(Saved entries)
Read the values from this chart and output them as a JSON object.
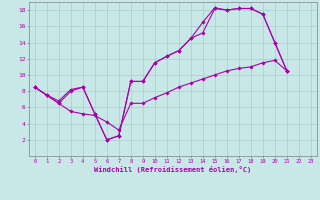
{
  "background_color": "#c8e8e8",
  "grid_color": "#a8cece",
  "line_color": "#aa00aa",
  "xlabel": "Windchill (Refroidissement éolien,°C)",
  "xlim": [
    -0.5,
    23.5
  ],
  "ylim": [
    0,
    19
  ],
  "ytick_values": [
    2,
    4,
    6,
    8,
    10,
    12,
    14,
    16,
    18
  ],
  "line1_x": [
    0,
    1,
    2,
    3,
    4,
    5,
    6,
    7,
    8,
    9,
    10,
    11,
    12,
    13,
    14,
    15,
    16,
    17,
    18,
    19,
    20,
    21
  ],
  "line1_y": [
    8.5,
    7.5,
    6.5,
    8.0,
    8.5,
    5.2,
    2.0,
    2.5,
    9.2,
    9.2,
    11.5,
    12.3,
    13.0,
    14.5,
    15.2,
    18.2,
    18.0,
    18.2,
    18.2,
    17.5,
    14.0,
    10.5
  ],
  "line2_x": [
    0,
    1,
    2,
    3,
    4,
    5,
    6,
    7,
    8,
    9,
    10,
    11,
    12,
    13,
    14,
    15,
    16,
    17,
    18,
    19,
    20,
    21
  ],
  "line2_y": [
    8.5,
    7.5,
    6.8,
    8.2,
    8.5,
    5.2,
    2.0,
    2.5,
    9.2,
    9.2,
    11.5,
    12.3,
    13.0,
    14.5,
    16.5,
    18.3,
    18.0,
    18.2,
    18.2,
    17.5,
    14.0,
    10.5
  ],
  "line3_x": [
    0,
    1,
    2,
    3,
    4,
    5,
    6,
    7,
    8,
    9,
    10,
    11,
    12,
    13,
    14,
    15,
    16,
    17,
    18,
    19,
    20,
    21
  ],
  "line3_y": [
    8.5,
    7.5,
    6.5,
    5.5,
    5.2,
    5.0,
    4.2,
    3.2,
    6.5,
    6.5,
    7.2,
    7.8,
    8.5,
    9.0,
    9.5,
    10.0,
    10.5,
    10.8,
    11.0,
    11.5,
    11.8,
    10.5
  ],
  "xtick_labels": [
    "0",
    "1",
    "2",
    "3",
    "4",
    "5",
    "6",
    "7",
    "8",
    "9",
    "10",
    "11",
    "12",
    "13",
    "14",
    "15",
    "16",
    "17",
    "18",
    "19",
    "20",
    "21",
    "22",
    "23"
  ]
}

» **What is required**:
Pictures are excluded; copy every other part of the records exactly.

» **Written answer**:
Read the values from this chart and output them as a JSON object.
{
  "background_color": "#c8e8e8",
  "grid_color": "#a8cece",
  "line_color": "#aa00aa",
  "xlabel": "Windchill (Refroidissement éolien,°C)",
  "xlim": [
    -0.5,
    23.5
  ],
  "ylim": [
    0,
    19
  ],
  "ytick_values": [
    2,
    4,
    6,
    8,
    10,
    12,
    14,
    16,
    18
  ],
  "line1_x": [
    0,
    1,
    2,
    3,
    4,
    5,
    6,
    7,
    8,
    9,
    10,
    11,
    12,
    13,
    14,
    15,
    16,
    17,
    18,
    19,
    20,
    21
  ],
  "line1_y": [
    8.5,
    7.5,
    6.5,
    8.0,
    8.5,
    5.2,
    2.0,
    2.5,
    9.2,
    9.2,
    11.5,
    12.3,
    13.0,
    14.5,
    15.2,
    18.2,
    18.0,
    18.2,
    18.2,
    17.5,
    14.0,
    10.5
  ],
  "line2_x": [
    0,
    1,
    2,
    3,
    4,
    5,
    6,
    7,
    8,
    9,
    10,
    11,
    12,
    13,
    14,
    15,
    16,
    17,
    18,
    19,
    20,
    21
  ],
  "line2_y": [
    8.5,
    7.5,
    6.8,
    8.2,
    8.5,
    5.2,
    2.0,
    2.5,
    9.2,
    9.2,
    11.5,
    12.3,
    13.0,
    14.5,
    16.5,
    18.3,
    18.0,
    18.2,
    18.2,
    17.5,
    14.0,
    10.5
  ],
  "line3_x": [
    0,
    1,
    2,
    3,
    4,
    5,
    6,
    7,
    8,
    9,
    10,
    11,
    12,
    13,
    14,
    15,
    16,
    17,
    18,
    19,
    20,
    21
  ],
  "line3_y": [
    8.5,
    7.5,
    6.5,
    5.5,
    5.2,
    5.0,
    4.2,
    3.2,
    6.5,
    6.5,
    7.2,
    7.8,
    8.5,
    9.0,
    9.5,
    10.0,
    10.5,
    10.8,
    11.0,
    11.5,
    11.8,
    10.5
  ],
  "xtick_labels": [
    "0",
    "1",
    "2",
    "3",
    "4",
    "5",
    "6",
    "7",
    "8",
    "9",
    "10",
    "11",
    "12",
    "13",
    "14",
    "15",
    "16",
    "17",
    "18",
    "19",
    "20",
    "21",
    "22",
    "23"
  ]
}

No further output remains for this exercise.